[Start RECORDED DATA]

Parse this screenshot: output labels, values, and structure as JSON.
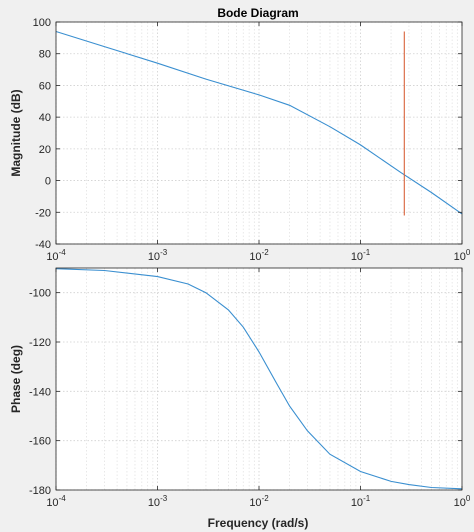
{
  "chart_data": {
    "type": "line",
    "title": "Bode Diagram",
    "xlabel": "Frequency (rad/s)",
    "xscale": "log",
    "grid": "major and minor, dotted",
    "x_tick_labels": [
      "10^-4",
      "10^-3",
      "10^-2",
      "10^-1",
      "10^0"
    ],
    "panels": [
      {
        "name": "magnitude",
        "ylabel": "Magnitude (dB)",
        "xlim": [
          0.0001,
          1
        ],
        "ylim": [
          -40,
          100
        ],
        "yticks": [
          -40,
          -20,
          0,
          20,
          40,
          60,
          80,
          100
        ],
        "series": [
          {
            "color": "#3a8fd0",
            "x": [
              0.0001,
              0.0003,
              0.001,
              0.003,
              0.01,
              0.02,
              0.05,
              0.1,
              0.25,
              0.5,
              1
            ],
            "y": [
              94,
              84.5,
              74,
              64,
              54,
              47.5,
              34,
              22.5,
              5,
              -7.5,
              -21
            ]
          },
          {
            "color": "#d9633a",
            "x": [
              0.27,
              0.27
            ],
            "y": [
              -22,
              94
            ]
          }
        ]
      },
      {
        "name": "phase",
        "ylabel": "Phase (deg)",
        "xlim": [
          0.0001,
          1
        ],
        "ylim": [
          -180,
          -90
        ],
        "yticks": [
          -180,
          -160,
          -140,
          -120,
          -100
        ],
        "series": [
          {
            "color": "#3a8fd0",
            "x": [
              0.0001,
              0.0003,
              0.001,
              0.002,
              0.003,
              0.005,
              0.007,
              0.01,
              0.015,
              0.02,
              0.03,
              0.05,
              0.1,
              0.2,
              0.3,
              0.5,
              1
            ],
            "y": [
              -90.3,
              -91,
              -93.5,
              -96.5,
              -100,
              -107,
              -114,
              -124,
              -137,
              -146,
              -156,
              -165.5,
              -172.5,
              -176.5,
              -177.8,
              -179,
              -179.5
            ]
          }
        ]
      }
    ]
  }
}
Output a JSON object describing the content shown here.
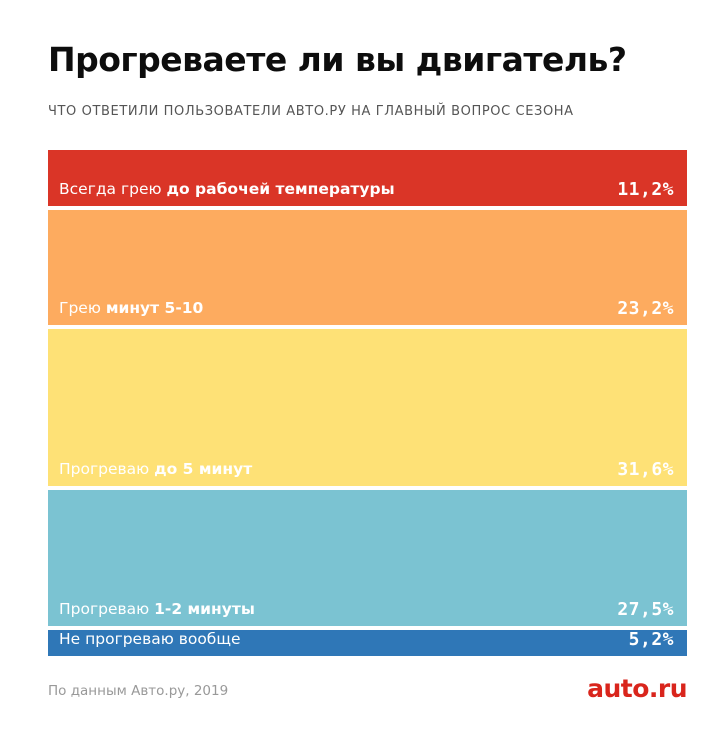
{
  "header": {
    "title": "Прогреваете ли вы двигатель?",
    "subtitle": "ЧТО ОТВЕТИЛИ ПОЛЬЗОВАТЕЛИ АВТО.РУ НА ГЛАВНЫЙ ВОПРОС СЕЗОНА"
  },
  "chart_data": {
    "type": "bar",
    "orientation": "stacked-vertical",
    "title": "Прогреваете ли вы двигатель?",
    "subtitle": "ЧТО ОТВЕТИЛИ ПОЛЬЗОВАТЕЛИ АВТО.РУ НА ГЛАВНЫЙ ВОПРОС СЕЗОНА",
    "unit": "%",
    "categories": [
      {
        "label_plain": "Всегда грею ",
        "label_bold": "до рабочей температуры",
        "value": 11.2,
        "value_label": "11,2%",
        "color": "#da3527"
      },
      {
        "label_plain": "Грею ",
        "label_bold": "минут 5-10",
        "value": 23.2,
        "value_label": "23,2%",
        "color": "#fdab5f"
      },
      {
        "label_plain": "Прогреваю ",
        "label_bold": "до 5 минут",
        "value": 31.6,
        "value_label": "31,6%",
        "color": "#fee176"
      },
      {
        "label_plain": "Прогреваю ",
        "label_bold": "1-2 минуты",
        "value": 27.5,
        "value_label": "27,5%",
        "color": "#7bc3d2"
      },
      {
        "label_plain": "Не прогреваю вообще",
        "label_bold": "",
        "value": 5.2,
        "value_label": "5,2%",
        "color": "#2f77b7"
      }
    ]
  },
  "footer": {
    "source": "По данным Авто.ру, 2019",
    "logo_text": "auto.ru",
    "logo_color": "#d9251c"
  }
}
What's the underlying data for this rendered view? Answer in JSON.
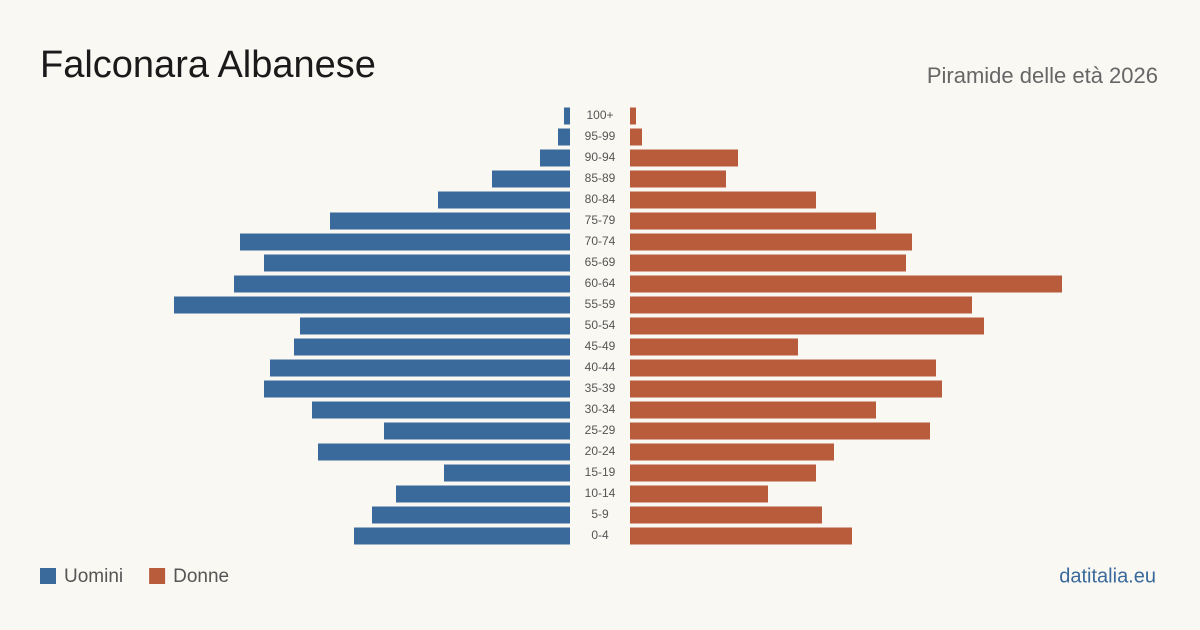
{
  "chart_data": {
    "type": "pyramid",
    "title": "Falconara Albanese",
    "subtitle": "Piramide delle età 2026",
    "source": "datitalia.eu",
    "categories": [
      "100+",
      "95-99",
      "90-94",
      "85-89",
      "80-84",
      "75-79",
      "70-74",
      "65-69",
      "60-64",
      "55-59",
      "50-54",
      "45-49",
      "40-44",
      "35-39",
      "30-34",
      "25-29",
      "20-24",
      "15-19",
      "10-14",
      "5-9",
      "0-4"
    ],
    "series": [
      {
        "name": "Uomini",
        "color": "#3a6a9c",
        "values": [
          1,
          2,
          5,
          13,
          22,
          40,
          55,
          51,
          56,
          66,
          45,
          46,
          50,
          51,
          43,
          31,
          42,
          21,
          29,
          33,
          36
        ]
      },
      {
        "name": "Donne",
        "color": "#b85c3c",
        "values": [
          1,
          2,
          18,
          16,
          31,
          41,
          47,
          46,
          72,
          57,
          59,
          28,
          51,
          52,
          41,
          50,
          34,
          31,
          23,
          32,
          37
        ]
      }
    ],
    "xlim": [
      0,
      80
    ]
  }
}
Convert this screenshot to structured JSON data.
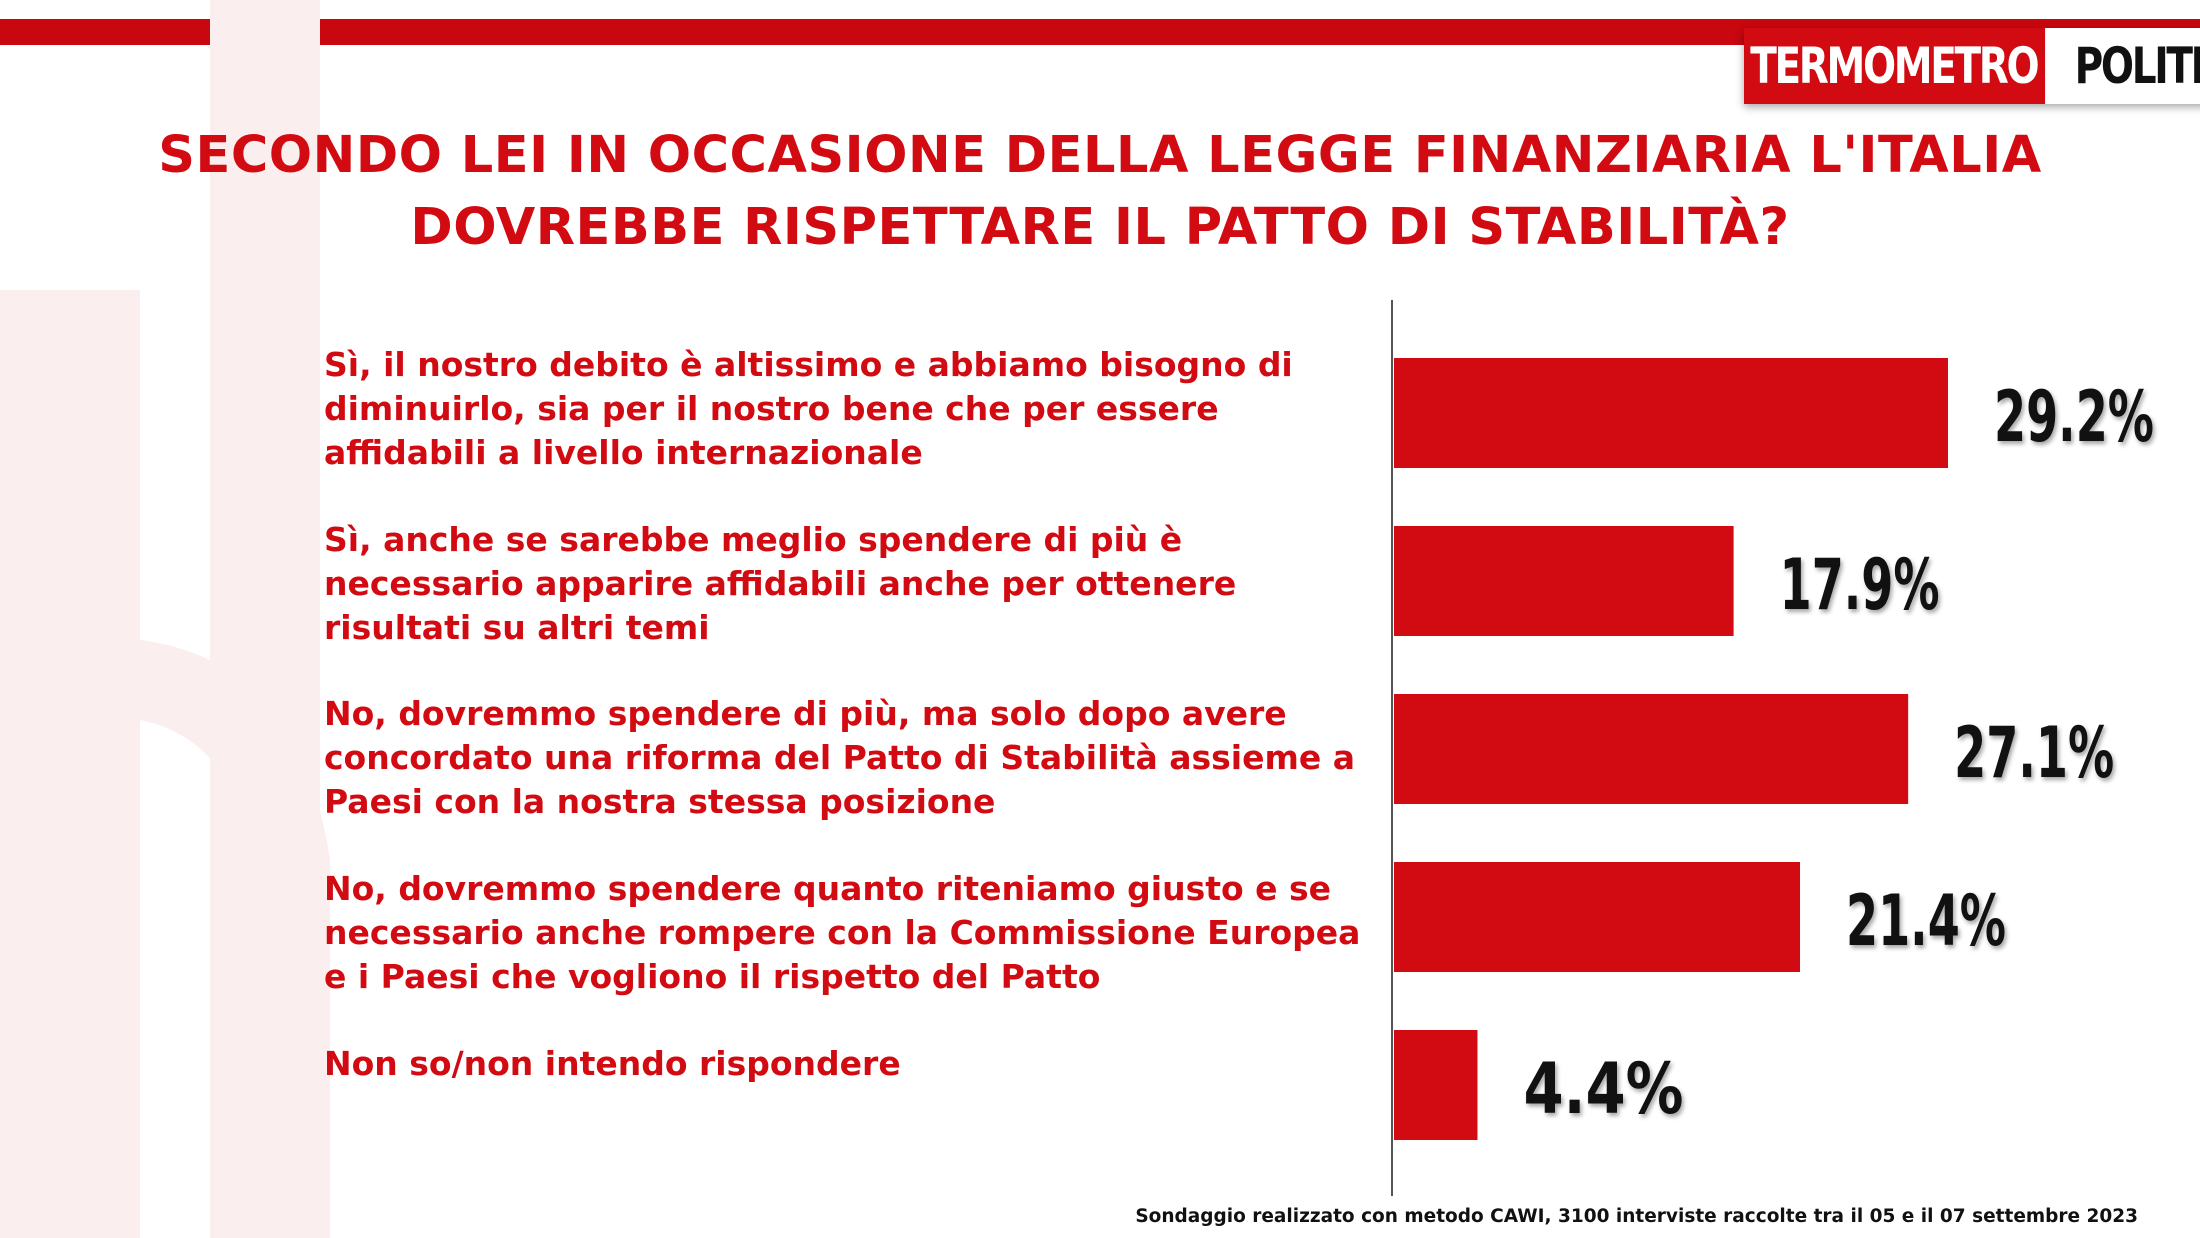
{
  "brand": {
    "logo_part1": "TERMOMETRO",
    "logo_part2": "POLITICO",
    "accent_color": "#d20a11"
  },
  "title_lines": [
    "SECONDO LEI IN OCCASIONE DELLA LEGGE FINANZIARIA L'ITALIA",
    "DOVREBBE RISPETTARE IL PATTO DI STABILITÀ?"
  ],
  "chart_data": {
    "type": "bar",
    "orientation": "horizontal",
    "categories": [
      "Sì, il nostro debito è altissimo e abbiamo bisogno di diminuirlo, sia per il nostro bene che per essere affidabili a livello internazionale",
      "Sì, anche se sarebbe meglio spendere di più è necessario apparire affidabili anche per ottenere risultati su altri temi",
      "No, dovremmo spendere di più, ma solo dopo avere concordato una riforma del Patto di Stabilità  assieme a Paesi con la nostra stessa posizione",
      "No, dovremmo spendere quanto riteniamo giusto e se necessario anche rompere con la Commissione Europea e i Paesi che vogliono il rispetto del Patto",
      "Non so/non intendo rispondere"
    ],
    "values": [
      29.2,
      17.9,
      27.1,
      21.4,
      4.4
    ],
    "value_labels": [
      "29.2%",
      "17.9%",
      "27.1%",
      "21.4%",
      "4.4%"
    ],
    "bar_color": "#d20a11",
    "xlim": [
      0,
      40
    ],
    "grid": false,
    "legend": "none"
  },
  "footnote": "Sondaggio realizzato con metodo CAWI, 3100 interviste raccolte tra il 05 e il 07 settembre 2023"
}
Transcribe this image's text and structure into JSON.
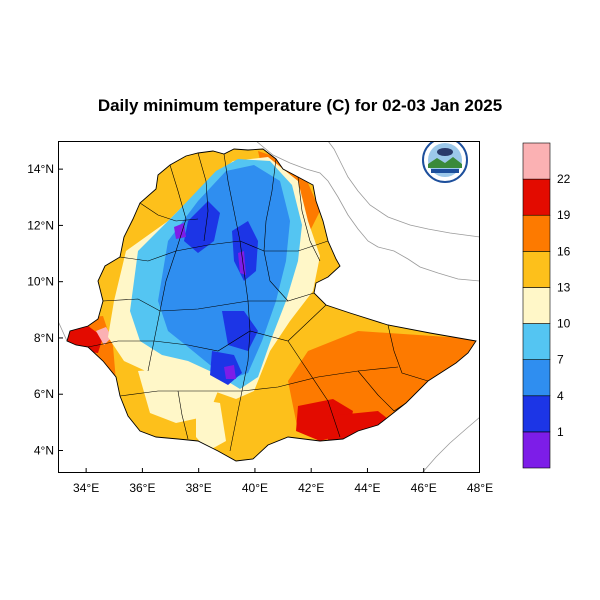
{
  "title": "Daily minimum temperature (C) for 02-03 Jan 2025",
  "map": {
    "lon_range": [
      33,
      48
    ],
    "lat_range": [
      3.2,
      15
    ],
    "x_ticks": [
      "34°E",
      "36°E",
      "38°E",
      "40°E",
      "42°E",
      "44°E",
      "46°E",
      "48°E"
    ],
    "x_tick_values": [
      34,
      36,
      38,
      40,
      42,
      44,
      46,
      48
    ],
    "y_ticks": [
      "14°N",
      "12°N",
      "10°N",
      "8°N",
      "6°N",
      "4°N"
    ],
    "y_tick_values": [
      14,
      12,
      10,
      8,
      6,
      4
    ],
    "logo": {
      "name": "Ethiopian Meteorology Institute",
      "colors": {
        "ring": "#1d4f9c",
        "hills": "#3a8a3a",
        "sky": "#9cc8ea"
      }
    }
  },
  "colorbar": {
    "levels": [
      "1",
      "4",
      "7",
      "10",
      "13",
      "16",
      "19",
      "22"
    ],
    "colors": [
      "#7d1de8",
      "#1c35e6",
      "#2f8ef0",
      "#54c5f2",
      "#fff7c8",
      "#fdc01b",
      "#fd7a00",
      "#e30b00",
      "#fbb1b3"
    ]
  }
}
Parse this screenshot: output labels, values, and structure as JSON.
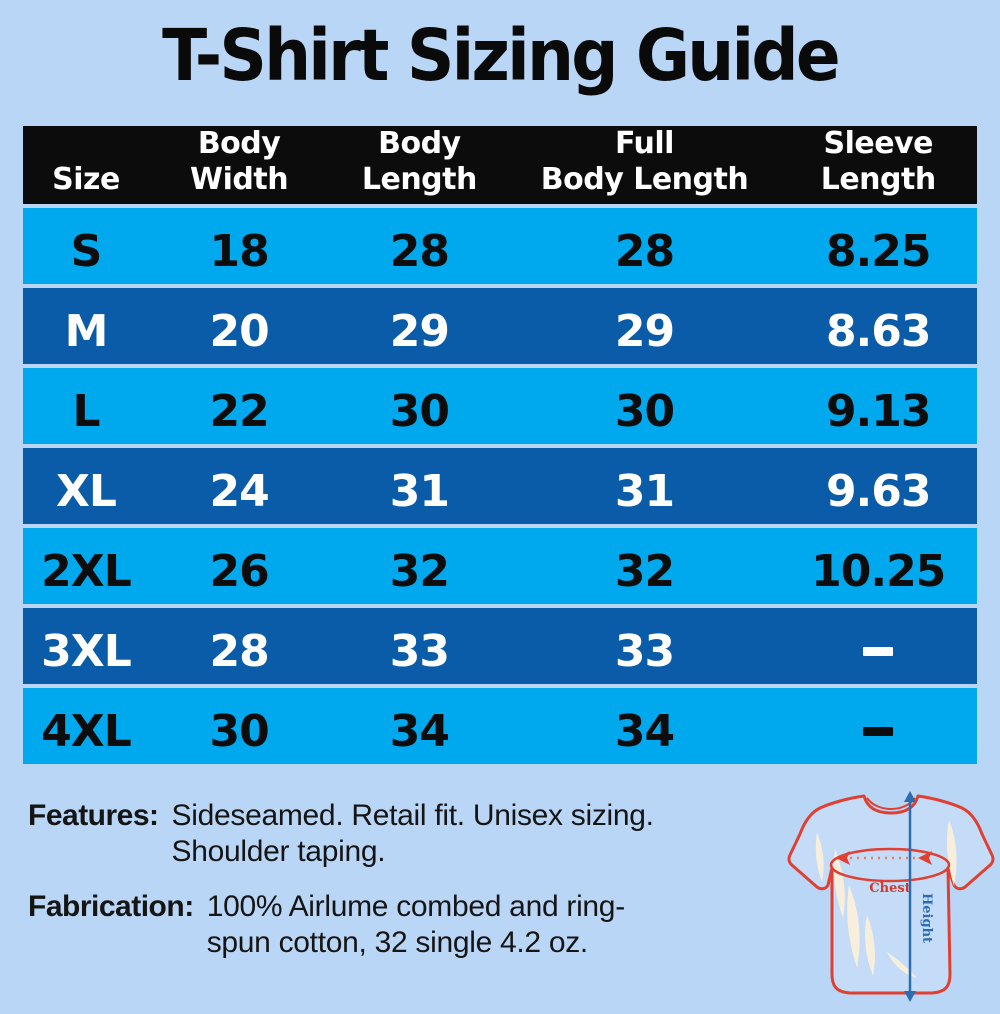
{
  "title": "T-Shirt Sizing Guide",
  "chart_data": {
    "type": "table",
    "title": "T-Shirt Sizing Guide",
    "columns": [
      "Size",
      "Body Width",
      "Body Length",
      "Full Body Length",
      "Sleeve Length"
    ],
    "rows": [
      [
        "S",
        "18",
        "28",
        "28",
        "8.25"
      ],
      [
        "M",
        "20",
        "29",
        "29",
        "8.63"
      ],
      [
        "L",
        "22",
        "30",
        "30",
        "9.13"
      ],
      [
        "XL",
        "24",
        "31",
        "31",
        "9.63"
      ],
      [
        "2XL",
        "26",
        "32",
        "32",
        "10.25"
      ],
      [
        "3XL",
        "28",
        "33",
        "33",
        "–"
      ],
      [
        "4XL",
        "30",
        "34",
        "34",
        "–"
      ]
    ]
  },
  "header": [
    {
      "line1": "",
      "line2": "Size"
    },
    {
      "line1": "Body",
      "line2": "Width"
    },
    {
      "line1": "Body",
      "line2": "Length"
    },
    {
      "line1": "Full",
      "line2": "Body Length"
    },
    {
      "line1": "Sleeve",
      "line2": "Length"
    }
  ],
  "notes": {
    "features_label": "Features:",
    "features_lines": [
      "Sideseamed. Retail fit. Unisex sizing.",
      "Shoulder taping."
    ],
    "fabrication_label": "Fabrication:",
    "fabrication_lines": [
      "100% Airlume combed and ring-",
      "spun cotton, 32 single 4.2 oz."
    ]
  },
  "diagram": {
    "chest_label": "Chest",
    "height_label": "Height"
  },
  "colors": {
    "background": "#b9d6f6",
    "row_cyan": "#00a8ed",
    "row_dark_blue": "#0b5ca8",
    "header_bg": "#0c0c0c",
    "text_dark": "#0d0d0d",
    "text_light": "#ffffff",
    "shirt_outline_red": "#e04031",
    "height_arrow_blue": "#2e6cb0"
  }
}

[End RECORDED DATA]

**WRITTEN REQUEST:**
From the data above, copy each line where the string "grid" appears.

**RESPONSE TO THIS EXERCISE:**
    "grid": "major and minor, dotted",
    "grid": false,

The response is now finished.